═══ Supplied records

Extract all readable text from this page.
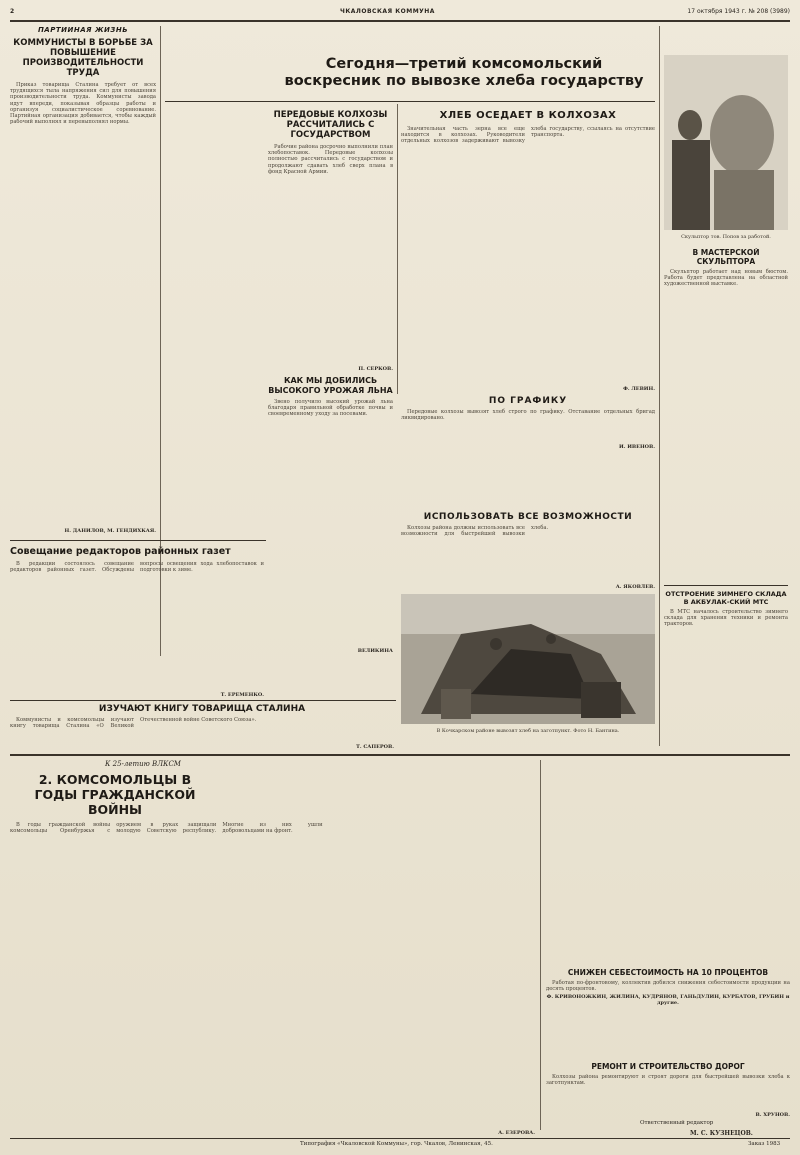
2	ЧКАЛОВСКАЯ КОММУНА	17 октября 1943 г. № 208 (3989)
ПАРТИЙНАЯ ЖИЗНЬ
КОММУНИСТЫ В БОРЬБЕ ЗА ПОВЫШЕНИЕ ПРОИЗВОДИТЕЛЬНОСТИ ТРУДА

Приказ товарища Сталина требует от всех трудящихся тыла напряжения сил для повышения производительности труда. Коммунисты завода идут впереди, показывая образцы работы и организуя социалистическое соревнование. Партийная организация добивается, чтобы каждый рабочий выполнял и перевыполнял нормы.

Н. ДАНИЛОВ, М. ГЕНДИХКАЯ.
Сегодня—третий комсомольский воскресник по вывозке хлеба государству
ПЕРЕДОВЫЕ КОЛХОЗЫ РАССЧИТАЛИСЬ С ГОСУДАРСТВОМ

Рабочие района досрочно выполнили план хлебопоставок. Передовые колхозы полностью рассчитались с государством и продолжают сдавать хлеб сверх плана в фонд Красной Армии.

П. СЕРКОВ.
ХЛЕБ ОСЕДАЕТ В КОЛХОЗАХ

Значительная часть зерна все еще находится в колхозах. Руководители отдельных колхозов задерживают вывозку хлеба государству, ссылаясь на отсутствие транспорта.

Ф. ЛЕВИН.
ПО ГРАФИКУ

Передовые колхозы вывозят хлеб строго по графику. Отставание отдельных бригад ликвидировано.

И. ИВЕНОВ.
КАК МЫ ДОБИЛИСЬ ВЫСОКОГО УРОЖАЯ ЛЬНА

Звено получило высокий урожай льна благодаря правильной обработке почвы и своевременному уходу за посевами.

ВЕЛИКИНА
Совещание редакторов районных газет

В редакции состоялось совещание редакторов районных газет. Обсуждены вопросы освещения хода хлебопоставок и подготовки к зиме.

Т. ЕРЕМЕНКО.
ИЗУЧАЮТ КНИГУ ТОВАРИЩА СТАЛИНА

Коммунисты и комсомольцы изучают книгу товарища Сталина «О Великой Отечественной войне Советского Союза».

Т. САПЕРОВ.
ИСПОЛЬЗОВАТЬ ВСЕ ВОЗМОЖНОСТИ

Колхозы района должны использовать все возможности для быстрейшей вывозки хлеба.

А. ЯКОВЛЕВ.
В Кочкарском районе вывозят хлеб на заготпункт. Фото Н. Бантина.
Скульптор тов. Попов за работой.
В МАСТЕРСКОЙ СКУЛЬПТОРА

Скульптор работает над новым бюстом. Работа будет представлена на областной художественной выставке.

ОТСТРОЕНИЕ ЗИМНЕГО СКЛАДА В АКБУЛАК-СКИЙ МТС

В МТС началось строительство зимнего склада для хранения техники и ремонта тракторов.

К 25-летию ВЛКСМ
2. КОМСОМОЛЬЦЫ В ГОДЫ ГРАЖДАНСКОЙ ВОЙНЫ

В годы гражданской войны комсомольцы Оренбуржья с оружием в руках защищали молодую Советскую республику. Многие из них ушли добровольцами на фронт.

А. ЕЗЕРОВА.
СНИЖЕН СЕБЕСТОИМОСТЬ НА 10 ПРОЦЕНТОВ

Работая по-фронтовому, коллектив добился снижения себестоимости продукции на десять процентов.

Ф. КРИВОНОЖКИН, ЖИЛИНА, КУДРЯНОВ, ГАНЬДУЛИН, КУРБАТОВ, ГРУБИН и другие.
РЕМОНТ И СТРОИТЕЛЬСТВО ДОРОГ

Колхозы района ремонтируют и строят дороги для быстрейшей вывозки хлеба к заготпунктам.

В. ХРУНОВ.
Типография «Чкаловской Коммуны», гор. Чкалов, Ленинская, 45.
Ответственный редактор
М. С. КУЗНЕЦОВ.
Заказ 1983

══════
═══ Supplied records

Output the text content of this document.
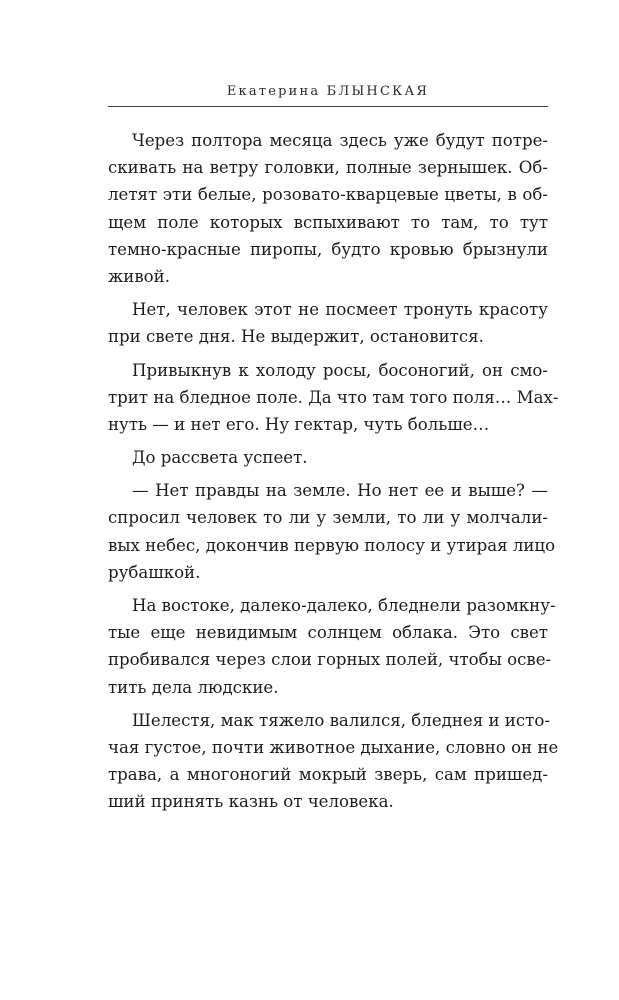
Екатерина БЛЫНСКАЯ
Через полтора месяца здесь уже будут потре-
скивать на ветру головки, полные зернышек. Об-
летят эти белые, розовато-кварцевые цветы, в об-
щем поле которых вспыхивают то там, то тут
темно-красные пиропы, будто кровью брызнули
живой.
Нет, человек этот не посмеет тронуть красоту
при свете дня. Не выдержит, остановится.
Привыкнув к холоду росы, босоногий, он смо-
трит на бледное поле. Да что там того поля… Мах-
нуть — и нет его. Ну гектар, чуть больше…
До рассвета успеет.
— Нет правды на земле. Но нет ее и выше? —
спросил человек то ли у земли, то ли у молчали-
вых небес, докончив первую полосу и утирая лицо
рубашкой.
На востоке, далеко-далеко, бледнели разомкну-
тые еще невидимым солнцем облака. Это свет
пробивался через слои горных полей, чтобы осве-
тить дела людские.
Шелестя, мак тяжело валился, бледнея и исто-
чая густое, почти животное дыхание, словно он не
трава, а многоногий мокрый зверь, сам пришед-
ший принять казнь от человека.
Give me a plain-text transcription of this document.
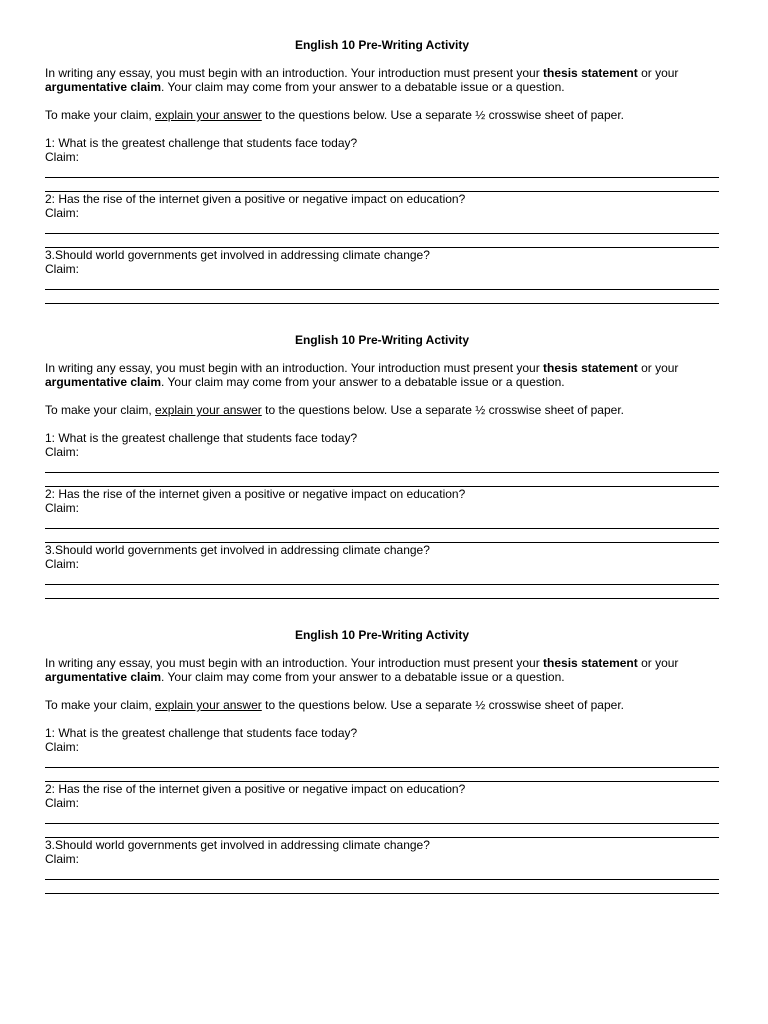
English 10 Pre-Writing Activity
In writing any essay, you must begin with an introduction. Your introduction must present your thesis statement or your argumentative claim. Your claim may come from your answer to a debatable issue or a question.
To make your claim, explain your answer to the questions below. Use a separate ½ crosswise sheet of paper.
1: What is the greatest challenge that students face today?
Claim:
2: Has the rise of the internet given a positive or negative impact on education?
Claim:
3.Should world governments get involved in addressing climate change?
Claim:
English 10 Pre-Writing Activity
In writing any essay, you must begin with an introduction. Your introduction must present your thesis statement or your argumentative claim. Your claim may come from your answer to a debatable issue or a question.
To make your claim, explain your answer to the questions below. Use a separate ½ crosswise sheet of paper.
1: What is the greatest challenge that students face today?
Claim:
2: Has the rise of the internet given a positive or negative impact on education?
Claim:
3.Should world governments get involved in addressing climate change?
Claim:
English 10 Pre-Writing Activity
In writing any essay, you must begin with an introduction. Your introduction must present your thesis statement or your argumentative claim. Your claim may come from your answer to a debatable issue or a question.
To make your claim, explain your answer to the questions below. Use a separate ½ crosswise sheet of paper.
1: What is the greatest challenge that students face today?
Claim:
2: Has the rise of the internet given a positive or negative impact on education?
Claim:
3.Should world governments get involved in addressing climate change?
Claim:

══════
═══ Supplied records

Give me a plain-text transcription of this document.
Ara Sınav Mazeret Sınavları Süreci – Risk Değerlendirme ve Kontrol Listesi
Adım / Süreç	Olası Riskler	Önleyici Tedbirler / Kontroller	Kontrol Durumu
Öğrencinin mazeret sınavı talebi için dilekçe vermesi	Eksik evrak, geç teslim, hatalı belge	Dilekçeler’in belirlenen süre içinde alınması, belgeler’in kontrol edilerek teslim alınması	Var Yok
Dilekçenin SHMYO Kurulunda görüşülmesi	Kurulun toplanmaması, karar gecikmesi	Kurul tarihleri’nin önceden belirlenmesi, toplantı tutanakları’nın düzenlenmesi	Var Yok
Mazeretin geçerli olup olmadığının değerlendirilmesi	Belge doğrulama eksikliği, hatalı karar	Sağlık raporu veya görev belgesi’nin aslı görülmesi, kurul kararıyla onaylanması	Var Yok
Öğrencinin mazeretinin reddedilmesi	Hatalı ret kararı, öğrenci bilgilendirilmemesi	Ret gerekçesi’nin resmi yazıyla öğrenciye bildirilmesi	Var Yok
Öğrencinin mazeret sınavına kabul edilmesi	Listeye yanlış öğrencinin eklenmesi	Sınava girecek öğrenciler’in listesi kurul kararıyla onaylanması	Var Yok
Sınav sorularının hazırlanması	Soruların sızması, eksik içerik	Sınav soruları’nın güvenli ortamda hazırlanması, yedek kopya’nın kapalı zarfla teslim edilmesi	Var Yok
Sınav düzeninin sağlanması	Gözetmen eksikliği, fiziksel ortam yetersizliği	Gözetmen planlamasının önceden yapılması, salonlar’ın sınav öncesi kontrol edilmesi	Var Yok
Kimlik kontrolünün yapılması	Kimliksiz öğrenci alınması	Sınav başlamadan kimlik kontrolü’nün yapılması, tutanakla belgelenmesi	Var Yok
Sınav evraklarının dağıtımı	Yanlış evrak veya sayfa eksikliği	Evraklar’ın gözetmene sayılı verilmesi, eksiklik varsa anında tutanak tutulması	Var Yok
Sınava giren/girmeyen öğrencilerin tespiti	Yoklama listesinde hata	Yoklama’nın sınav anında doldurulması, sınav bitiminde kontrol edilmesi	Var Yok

══════

▶ Written problem:
Keep only the lines that hold the string "газет", and copy them out.

▶ Full solution:
Совещание редакторов районных газет
В редакции состоялось совещание редакторов районных газет. Обсуждены вопросы освещения хода хлебопоставок и подготовки к зиме.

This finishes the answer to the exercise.